Chart and figure data:
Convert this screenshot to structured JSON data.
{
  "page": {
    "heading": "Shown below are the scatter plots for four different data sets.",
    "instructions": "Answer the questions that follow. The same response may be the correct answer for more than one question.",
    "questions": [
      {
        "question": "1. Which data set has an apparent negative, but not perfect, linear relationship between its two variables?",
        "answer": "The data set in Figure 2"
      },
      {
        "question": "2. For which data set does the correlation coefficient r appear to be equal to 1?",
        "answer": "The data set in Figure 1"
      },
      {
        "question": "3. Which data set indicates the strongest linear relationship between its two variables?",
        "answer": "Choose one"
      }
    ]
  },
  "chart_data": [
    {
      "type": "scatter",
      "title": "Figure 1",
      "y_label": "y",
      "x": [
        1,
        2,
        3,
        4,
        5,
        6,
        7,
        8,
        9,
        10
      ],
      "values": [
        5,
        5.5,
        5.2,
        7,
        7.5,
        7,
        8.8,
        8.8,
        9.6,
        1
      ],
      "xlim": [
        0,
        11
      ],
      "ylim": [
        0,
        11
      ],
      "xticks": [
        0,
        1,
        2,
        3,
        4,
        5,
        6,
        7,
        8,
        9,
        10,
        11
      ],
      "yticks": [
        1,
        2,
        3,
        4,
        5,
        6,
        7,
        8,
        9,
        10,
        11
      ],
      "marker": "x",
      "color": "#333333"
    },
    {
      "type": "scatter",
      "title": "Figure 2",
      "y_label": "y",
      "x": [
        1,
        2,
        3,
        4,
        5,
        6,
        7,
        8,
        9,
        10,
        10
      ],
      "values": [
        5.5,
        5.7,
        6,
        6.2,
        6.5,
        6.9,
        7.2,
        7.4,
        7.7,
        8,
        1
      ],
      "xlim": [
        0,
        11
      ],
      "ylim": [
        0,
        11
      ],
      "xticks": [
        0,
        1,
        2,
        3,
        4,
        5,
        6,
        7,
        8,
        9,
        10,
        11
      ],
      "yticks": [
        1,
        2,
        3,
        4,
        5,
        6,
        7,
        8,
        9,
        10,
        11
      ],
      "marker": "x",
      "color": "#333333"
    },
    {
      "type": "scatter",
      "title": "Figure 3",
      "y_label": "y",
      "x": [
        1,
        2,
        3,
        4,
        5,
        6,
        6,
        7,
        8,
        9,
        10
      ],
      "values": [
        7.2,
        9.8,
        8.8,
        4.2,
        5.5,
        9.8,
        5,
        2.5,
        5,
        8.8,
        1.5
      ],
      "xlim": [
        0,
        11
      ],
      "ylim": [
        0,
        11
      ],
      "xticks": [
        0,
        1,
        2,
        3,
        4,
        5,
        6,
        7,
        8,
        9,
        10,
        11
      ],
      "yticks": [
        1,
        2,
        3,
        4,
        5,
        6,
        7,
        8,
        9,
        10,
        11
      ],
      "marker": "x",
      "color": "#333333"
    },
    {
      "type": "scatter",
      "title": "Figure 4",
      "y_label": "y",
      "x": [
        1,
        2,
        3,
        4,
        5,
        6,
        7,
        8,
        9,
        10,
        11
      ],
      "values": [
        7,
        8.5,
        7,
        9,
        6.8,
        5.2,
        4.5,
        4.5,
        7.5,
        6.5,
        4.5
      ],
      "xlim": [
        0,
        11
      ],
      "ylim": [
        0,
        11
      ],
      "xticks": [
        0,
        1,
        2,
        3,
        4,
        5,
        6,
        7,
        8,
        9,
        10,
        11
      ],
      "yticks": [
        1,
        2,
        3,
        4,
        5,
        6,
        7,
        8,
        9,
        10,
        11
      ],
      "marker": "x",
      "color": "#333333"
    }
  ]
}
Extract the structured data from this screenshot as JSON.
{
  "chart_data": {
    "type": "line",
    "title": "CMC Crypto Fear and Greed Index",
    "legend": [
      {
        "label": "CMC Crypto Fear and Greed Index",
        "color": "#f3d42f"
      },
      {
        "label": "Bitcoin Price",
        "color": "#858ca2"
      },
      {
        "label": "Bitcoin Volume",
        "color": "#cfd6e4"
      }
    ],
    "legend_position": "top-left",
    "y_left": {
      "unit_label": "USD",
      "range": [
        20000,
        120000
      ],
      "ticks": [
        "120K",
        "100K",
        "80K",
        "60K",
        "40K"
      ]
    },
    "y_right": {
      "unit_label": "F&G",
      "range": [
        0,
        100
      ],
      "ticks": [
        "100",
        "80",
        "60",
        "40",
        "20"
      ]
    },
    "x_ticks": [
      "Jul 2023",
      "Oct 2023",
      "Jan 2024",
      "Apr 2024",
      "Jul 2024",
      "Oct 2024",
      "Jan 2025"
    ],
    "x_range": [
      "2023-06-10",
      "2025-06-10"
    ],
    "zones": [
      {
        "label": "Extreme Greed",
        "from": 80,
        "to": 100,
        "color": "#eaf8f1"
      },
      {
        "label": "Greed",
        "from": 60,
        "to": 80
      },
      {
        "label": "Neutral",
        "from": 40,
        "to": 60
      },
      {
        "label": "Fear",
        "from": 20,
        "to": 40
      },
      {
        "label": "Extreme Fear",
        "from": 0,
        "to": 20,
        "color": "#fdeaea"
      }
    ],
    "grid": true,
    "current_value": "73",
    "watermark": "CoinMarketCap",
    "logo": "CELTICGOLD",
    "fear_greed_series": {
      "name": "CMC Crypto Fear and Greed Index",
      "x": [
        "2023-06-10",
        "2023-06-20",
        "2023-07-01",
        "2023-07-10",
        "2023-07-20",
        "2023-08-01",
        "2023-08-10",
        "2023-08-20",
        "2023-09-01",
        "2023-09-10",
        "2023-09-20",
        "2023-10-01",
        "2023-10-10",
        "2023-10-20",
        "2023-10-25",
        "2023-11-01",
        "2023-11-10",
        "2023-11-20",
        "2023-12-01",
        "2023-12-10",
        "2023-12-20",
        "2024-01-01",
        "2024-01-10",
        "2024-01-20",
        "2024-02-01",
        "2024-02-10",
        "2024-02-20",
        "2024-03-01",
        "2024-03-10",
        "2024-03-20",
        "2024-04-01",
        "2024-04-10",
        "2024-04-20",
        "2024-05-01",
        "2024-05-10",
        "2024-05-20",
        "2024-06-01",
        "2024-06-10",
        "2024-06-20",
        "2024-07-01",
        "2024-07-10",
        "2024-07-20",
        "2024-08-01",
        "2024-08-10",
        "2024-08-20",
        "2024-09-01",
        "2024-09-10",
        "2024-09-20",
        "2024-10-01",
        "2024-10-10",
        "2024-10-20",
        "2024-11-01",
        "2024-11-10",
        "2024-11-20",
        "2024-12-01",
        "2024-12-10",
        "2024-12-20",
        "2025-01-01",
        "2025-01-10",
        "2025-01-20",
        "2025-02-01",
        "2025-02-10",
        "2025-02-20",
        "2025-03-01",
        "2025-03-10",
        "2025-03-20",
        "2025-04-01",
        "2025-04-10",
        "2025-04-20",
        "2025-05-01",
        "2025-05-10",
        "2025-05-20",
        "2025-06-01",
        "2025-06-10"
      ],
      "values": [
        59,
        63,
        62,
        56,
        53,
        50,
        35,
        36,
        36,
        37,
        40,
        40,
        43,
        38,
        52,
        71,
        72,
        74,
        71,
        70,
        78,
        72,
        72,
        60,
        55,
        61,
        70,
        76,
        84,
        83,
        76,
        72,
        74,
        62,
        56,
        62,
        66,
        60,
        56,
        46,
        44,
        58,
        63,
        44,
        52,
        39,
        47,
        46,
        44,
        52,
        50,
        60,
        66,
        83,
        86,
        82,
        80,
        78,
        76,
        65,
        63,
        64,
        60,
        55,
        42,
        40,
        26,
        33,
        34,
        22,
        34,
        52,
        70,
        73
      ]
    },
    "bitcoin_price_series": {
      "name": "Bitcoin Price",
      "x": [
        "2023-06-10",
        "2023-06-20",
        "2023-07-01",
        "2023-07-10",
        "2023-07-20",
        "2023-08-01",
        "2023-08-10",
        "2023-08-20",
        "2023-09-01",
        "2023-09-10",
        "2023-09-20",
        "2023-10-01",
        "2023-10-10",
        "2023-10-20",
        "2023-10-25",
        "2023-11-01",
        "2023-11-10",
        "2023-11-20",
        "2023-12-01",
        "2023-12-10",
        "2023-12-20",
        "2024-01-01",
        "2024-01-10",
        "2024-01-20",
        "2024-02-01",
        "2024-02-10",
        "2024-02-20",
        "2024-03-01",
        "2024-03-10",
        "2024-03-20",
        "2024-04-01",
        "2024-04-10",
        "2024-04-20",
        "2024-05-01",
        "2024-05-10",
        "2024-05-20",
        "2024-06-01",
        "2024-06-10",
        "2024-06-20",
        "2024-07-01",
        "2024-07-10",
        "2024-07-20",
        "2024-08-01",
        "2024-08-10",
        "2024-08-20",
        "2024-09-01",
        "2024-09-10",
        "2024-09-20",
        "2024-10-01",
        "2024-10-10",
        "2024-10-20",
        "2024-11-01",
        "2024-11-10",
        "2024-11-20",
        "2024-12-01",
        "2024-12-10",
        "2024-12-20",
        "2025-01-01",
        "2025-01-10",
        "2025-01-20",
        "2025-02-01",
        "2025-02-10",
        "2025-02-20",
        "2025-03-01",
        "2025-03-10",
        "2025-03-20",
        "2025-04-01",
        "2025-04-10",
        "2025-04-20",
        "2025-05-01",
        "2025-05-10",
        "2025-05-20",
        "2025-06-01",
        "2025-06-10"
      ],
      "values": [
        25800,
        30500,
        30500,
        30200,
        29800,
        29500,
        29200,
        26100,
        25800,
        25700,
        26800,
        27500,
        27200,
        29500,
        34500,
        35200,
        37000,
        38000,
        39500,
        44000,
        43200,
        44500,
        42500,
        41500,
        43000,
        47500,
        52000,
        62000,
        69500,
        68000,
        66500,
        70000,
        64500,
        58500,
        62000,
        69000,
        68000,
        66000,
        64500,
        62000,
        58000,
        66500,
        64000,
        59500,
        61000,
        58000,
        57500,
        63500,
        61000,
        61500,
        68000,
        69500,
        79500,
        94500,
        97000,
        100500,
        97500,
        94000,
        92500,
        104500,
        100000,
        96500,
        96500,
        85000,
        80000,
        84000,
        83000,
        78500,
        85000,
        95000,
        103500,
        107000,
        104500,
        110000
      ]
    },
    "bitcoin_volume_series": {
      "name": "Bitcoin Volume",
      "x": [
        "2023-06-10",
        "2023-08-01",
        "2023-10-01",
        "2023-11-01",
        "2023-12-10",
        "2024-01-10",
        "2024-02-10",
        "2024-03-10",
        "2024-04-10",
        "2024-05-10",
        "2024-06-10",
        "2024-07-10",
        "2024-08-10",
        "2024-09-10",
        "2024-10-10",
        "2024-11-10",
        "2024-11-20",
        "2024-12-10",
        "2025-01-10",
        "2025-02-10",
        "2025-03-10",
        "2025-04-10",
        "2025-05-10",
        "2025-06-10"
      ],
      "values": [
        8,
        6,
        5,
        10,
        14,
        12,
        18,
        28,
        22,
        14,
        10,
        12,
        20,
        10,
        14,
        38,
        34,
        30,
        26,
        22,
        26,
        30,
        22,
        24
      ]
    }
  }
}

> What needs to be done
Look through the entries above and report each line where the string "variables" occurs.

> Correct answer
        "question": "1. Which data set has an apparent negative, but not perfect, linear relationship between its two variables?",
        "question": "3. Which data set indicates the strongest linear relationship between its two variables?",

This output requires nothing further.